> _SOURCE PASSAGE_:
========================

From inception on November 12, 2013 until the date of this filing, we have had limited operating activities. Our financial statements from inception on November 12, 2013 through December 31, 2013 report no revenues and a net loss of $616. Our independent registered public accounting firm has issued an audit opinion for GUATE INC. that includes a statement expressing substantial doubt as to our ability to continue as a going concern.

We do not anticipate earning revenues until such time as we enter into commercial operation. Since we are presently in the development stage of our business, we can provide no assurance that we will successfully sell our products.
 
As of the date of this prospectus, there is no public trading market for our common stock and no assurance that a trading market for our securities will ever develop.
 
 
6

 
 
THE OFFERING

The Issuer:
 
GUATE TOURISM INC.
     
Securities Being Offered:
 
4,000,000 shares of common stock
     
Price Per Share:
 
$0.02
     
Duration of the Offering:
 
The offering shall terminate on the earlier of (i) the date when the sale of all 4,000,000 shares is completed, (ii) when the Board of Directors decides that it is in the best interest of the Company to terminate the offering prior the completion of the sale of all 4,000,000 shares registered under the Registration Statement of which this Prospectus is part.
     
Net Proceeds:
 
$80,000 assuming the sale of all offered shares, of which there is no assurance.
     
Securities Issued and Outstanding:
 
There are 6,000,000 shares of common stock issued and outstanding as of the date of this prospectus.
6,000,000 shares held by our President, Blanca Bamaca.
     
Registration Costs:
 
We estimate our total offering registration costs to be approximately $10,000.
     
Risk Factors:
 
See “Risk Factors” and the other information in this prospectus for a discussion of the factors you should consider before deciding to invest in shares of our common stock.
 
 
7

 
 
RISK FACTORS
 
BECAUSE WE ARE CONSIDERED TO BE A "SHELL COMPANY" UNDER APPLICABLE SECURITIES RULES, INVESTORS MAY NOT BE ABLE TO RELY ON THE RESALE EXEMPTION PROVIDED BY RULE 144 OF THE SECURITIES ACT. AS A RESULT, INVESTORS MAY NOT BE ABLE TO RE-SELL OUR SHARES AND COULD LOSE THEIR ENTIRE INVESTMENT.

We are considered to be a "shell company" under Rule 405 of Regulation C of the Securities Act. A "shell company" is a company with either no or nominal operations or assets, or assets consisting solely of cash and cash equivalents. As a result, our investors are not allowed to rely on Rule 144 of the Securities Act for a period of one year from the date that we cease to be a shell company. Because investors may not be able to rely on an exemption for the resale of their shares other than Rule 144, and there is no guarantee that we will cease to be a shell company, they may not be able to re-sell our shares in the future and could lose their entire investment as a result.

========================

> _GIVEN MATERIAL_:
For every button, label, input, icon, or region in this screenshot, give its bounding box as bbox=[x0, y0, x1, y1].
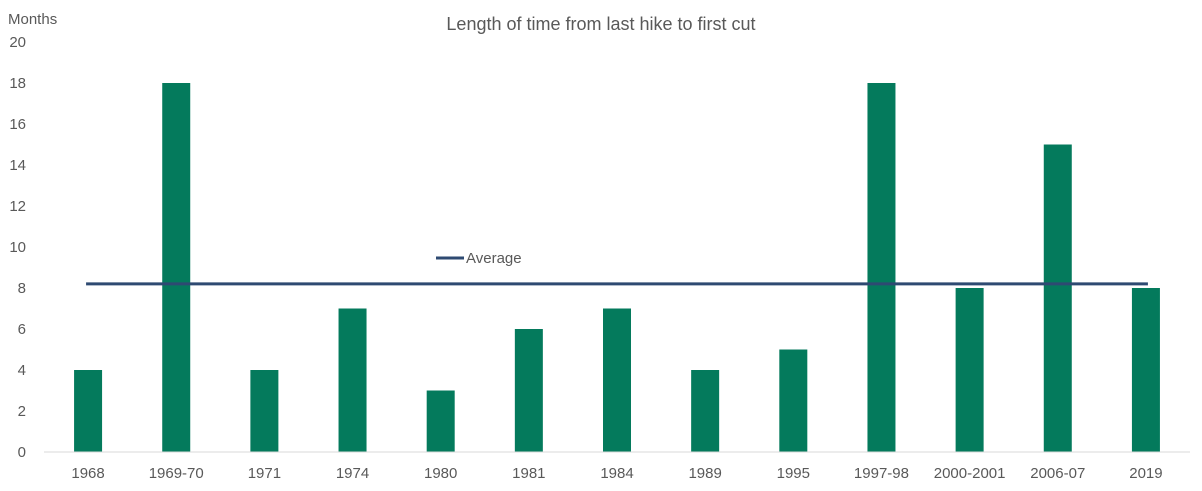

========================

> _SET EXERCISE_: Write out, word for word, everything in the prospectus excerpt above from "4,000,000 shares of" down to "is no assurance.".

> _COMPLETED TASK_:
4,000,000 shares of common stock
     
Price Per Share:
 
$0.02
     
Duration of the Offering:
 
The offering shall terminate on the earlier of (i) the date when the sale of all 4,000,000 shares is completed, (ii) when the Board of Directors decides that it is in the best interest of the Company to terminate the offering prior the completion of the sale of all 4,000,000 shares registered under the Registration Statement of which this Prospectus is part.
     
Net Proceeds:
 
$80,000 assuming the sale of all offered shares, of which there is no assurance.